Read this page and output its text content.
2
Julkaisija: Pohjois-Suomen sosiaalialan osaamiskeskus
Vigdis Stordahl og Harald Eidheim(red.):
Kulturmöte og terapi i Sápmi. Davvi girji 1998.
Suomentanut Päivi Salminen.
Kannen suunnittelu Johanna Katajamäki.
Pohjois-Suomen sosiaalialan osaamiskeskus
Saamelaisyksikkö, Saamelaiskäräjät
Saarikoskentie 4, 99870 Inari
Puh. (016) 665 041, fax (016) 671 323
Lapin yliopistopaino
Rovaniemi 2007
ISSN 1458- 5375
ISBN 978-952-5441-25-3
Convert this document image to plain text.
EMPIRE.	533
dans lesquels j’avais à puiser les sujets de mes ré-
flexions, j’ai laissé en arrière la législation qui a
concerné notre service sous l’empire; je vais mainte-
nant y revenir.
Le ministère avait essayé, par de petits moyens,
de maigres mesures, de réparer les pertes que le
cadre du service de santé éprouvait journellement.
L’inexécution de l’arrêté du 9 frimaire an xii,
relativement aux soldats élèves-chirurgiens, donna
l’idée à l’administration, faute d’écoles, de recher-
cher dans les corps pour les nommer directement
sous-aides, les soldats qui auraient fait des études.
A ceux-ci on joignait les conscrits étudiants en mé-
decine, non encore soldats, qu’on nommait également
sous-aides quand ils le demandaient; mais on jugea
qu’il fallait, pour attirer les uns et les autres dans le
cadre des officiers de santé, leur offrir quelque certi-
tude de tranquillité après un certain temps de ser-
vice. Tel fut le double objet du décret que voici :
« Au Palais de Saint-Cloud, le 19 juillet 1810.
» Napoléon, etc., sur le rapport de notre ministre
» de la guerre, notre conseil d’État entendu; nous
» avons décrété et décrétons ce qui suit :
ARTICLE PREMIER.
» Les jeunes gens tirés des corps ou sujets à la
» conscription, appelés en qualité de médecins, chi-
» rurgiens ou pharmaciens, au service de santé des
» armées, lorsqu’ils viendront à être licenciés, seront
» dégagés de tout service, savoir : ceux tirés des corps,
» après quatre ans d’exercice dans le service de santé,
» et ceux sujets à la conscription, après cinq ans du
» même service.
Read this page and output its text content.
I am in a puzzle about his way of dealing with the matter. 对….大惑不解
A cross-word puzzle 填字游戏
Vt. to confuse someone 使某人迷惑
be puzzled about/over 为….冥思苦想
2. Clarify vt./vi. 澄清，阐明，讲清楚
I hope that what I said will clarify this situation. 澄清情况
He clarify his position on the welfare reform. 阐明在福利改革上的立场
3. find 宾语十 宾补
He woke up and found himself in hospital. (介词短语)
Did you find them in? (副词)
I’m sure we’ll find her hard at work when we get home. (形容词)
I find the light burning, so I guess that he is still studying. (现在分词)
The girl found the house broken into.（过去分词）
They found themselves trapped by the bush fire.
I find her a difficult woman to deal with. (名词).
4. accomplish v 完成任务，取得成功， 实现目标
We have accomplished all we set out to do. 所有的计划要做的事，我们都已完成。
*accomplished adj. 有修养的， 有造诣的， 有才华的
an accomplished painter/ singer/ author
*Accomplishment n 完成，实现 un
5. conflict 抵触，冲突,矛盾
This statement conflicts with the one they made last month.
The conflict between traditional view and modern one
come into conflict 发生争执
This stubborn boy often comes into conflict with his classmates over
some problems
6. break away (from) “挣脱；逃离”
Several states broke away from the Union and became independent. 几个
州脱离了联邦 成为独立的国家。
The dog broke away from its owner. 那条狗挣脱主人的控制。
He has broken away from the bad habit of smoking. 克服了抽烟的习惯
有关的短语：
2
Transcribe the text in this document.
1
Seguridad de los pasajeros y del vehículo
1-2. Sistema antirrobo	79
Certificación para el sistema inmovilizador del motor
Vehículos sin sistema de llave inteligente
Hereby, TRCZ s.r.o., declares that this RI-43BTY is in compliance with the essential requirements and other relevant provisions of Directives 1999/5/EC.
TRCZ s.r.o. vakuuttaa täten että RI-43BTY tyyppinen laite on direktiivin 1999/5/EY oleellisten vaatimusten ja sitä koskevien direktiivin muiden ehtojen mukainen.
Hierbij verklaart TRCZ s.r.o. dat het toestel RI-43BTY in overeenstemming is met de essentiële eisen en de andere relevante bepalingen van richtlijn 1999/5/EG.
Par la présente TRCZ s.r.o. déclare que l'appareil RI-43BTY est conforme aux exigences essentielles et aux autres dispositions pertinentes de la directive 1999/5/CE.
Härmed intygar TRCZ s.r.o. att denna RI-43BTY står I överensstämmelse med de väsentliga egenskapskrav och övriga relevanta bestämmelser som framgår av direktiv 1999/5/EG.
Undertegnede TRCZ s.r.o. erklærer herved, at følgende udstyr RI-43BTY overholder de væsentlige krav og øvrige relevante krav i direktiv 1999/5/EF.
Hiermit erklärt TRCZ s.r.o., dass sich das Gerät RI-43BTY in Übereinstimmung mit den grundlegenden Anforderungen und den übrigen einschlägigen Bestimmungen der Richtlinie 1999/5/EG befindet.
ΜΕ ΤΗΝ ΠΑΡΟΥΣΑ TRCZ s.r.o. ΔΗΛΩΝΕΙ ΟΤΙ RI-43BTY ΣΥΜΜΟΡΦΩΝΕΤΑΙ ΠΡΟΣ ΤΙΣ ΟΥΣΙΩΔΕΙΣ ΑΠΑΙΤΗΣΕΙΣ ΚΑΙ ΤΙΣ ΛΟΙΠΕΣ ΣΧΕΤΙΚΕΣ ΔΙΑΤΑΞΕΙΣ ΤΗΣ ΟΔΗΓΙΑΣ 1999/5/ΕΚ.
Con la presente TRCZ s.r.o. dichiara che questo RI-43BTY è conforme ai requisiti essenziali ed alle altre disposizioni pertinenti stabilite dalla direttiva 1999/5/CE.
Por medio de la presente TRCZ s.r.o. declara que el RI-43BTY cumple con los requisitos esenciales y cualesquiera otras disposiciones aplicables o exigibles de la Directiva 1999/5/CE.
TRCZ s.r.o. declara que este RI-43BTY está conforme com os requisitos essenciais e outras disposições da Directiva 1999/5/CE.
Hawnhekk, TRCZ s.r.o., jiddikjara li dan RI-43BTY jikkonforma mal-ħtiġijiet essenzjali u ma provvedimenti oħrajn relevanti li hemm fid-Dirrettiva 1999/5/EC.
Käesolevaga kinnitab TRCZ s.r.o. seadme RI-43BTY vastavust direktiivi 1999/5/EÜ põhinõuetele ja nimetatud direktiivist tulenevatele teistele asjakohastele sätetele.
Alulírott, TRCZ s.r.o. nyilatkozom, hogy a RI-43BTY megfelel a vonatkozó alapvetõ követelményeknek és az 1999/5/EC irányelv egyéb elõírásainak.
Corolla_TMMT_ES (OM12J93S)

========================================================================

Task to carry out: All of the material must be reproduced exactly.

Result for this task:
Read this page and output its text content.
2
Julkaisija: Pohjois-Suomen sosiaalialan osaamiskeskus
Vigdis Stordahl og Harald Eidheim(red.):
Kulturmöte og terapi i Sápmi. Davvi girji 1998.
Suomentanut Päivi Salminen.
Kannen suunnittelu Johanna Katajamäki.
Pohjois-Suomen sosiaalialan osaamiskeskus
Saamelaisyksikkö, Saamelaiskäräjät
Saarikoskentie 4, 99870 Inari
Puh. (016) 665 041, fax (016) 671 323
Lapin yliopistopaino
Rovaniemi 2007
ISSN 1458- 5375
ISBN 978-952-5441-25-3
Convert this document image to plain text.
EMPIRE.	533
dans lesquels j’avais à puiser les sujets de mes ré-
flexions, j’ai laissé en arrière la législation qui a
concerné notre service sous l’empire; je vais mainte-
nant y revenir.
Le ministère avait essayé, par de petits moyens,
de maigres mesures, de réparer les pertes que le
cadre du service de santé éprouvait journellement.
L’inexécution de l’arrêté du 9 frimaire an xii,
relativement aux soldats élèves-chirurgiens, donna
l’idée à l’administration, faute d’écoles, de recher-
cher dans les corps pour les nommer directement
sous-aides, les soldats qui auraient fait des études.
A ceux-ci on joignait les conscrits étudiants en mé-
decine, non encore soldats, qu’on nommait également
sous-aides quand ils le demandaient; mais on jugea
qu’il fallait, pour attirer les uns et les autres dans le
cadre des officiers de santé, leur offrir quelque certi-
tude de tranquillité après un certain temps de ser-
vice. Tel fut le double objet du décret que voici :
« Au Palais de Saint-Cloud, le 19 juillet 1810.
» Napoléon, etc., sur le rapport de notre ministre
» de la guerre, notre conseil d’État entendu; nous
» avons décrété et décrétons ce qui suit :
ARTICLE PREMIER.
» Les jeunes gens tirés des corps ou sujets à la
» conscription, appelés en qualité de médecins, chi-
» rurgiens ou pharmaciens, au service de santé des
» armées, lorsqu’ils viendront à être licenciés, seront
» dégagés de tout service, savoir : ceux tirés des corps,
» après quatre ans d’exercice dans le service de santé,
» et ceux sujets à la conscription, après cinq ans du
» même service.
Read this page and output its text content.
I am in a puzzle about his way of dealing with the matter. 对….大惑不解
A cross-word puzzle 填字游戏
Vt. to confuse someone 使某人迷惑
be puzzled about/over 为….冥思苦想
2. Clarify vt./vi. 澄清，阐明，讲清楚
I hope that what I said will clarify this situation. 澄清情况
He clarify his position on the welfare reform. 阐明在福利改革上的立场
3. find 宾语十 宾补
He woke up and found himself in hospital. (介词短语)
Did you find them in? (副词)
I’m sure we’ll find her hard at work when we get home. (形容词)
I find the light burning, so I guess that he is still studying. (现在分词)
The girl found the house broken into.（过去分词）
They found themselves trapped by the bush fire.
I find her a difficult woman to deal with. (名词).
4. accomplish v 完成任务，取得成功， 实现目标
We have accomplished all we set out to do. 所有的计划要做的事，我们都已完成。
*accomplished adj. 有修养的， 有造诣的， 有才华的
an accomplished painter/ singer/ author
*Accomplishment n 完成，实现 un
5. conflict 抵触，冲突,矛盾
This statement conflicts with the one they made last month.
The conflict between traditional view and modern one
come into conflict 发生争执
This stubborn boy often comes into conflict with his classmates over
some problems
6. break away (from) “挣脱；逃离”
Several states broke away from the Union and became independent. 几个
州脱离了联邦 成为独立的国家。
The dog broke away from its owner. 那条狗挣脱主人的控制。
He has broken away from the bad habit of smoking. 克服了抽烟的习惯
有关的短语：
2
Transcribe the text in this document.
1
Seguridad de los pasajeros y del vehículo
1-2. Sistema antirrobo	79
Certificación para el sistema inmovilizador del motor
Vehículos sin sistema de llave inteligente
Hereby, TRCZ s.r.o., declares that this RI-43BTY is in compliance with the essential requirements and other relevant provisions of Directives 1999/5/EC.
TRCZ s.r.o. vakuuttaa täten että RI-43BTY tyyppinen laite on direktiivin 1999/5/EY oleellisten vaatimusten ja sitä koskevien direktiivin muiden ehtojen mukainen.
Hierbij verklaart TRCZ s.r.o. dat het toestel RI-43BTY in overeenstemming is met de essentiële eisen en de andere relevante bepalingen van richtlijn 1999/5/EG.
Par la présente TRCZ s.r.o. déclare que l'appareil RI-43BTY est conforme aux exigences essentielles et aux autres dispositions pertinentes de la directive 1999/5/CE.
Härmed intygar TRCZ s.r.o. att denna RI-43BTY står I överensstämmelse med de väsentliga egenskapskrav och övriga relevanta bestämmelser som framgår av direktiv 1999/5/EG.
Undertegnede TRCZ s.r.o. erklærer herved, at følgende udstyr RI-43BTY overholder de væsentlige krav og øvrige relevante krav i direktiv 1999/5/EF.
Hiermit erklärt TRCZ s.r.o., dass sich das Gerät RI-43BTY in Übereinstimmung mit den grundlegenden Anforderungen und den übrigen einschlägigen Bestimmungen der Richtlinie 1999/5/EG befindet.
ΜΕ ΤΗΝ ΠΑΡΟΥΣΑ TRCZ s.r.o. ΔΗΛΩΝΕΙ ΟΤΙ RI-43BTY ΣΥΜΜΟΡΦΩΝΕΤΑΙ ΠΡΟΣ ΤΙΣ ΟΥΣΙΩΔΕΙΣ ΑΠΑΙΤΗΣΕΙΣ ΚΑΙ ΤΙΣ ΛΟΙΠΕΣ ΣΧΕΤΙΚΕΣ ΔΙΑΤΑΞΕΙΣ ΤΗΣ ΟΔΗΓΙΑΣ 1999/5/ΕΚ.
Con la presente TRCZ s.r.o. dichiara che questo RI-43BTY è conforme ai requisiti essenziali ed alle altre disposizioni pertinenti stabilite dalla direttiva 1999/5/CE.
Por medio de la presente TRCZ s.r.o. declara que el RI-43BTY cumple con los requisitos esenciales y cualesquiera otras disposiciones aplicables o exigibles de la Directiva 1999/5/CE.
TRCZ s.r.o. declara que este RI-43BTY está conforme com os requisitos essenciais e outras disposições da Directiva 1999/5/CE.
Hawnhekk, TRCZ s.r.o., jiddikjara li dan RI-43BTY jikkonforma mal-ħtiġijiet essenzjali u ma provvedimenti oħrajn relevanti li hemm fid-Dirrettiva 1999/5/EC.
Käesolevaga kinnitab TRCZ s.r.o. seadme RI-43BTY vastavust direktiivi 1999/5/EÜ põhinõuetele ja nimetatud direktiivist tulenevatele teistele asjakohastele sätetele.
Alulírott, TRCZ s.r.o. nyilatkozom, hogy a RI-43BTY megfelel a vonatkozó alapvetõ követelményeknek és az 1999/5/EC irányelv egyéb elõírásainak.
Corolla_TMMT_ES (OM12J93S)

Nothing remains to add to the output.